#### Prompt
Wherever the word "JSON" appears in a line, copy that line.

--*--

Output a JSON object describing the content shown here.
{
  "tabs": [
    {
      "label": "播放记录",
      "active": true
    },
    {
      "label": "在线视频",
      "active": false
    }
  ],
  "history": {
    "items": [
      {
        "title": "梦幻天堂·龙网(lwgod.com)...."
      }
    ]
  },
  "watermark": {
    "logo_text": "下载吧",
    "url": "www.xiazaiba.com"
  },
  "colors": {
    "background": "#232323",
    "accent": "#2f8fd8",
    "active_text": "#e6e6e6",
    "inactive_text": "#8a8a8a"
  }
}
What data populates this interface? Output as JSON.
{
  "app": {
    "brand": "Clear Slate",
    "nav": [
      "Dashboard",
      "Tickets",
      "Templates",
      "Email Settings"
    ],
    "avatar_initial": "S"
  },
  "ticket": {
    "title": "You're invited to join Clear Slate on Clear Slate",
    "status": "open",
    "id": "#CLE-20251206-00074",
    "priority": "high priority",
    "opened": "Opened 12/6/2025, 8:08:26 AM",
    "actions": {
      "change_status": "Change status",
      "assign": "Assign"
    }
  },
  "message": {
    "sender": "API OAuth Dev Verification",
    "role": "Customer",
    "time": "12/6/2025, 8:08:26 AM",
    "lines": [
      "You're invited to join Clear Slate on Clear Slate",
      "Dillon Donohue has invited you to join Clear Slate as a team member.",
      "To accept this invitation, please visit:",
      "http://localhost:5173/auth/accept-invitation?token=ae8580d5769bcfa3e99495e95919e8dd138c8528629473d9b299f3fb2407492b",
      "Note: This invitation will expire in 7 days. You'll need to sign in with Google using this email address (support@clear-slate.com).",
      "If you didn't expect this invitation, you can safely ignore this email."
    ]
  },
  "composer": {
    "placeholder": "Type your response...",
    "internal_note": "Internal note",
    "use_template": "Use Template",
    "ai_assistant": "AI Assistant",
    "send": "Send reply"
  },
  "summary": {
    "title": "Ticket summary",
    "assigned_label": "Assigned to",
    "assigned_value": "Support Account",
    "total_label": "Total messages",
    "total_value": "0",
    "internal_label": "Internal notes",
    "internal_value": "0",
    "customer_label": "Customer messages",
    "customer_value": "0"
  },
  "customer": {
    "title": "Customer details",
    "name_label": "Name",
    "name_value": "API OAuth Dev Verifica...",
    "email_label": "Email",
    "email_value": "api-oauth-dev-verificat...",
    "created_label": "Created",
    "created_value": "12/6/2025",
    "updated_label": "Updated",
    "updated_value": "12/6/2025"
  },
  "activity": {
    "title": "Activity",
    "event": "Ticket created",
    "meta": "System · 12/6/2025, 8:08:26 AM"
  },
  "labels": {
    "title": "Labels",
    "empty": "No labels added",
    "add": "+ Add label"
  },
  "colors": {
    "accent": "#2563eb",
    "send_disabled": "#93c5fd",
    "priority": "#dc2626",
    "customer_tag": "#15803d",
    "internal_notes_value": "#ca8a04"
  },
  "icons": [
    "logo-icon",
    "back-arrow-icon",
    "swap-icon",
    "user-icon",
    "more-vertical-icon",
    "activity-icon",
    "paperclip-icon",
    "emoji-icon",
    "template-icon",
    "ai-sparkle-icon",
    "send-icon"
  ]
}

--*--

#### Right answer
Output a JSON object describing the content shown here.
What data populates this interface? Output as JSON.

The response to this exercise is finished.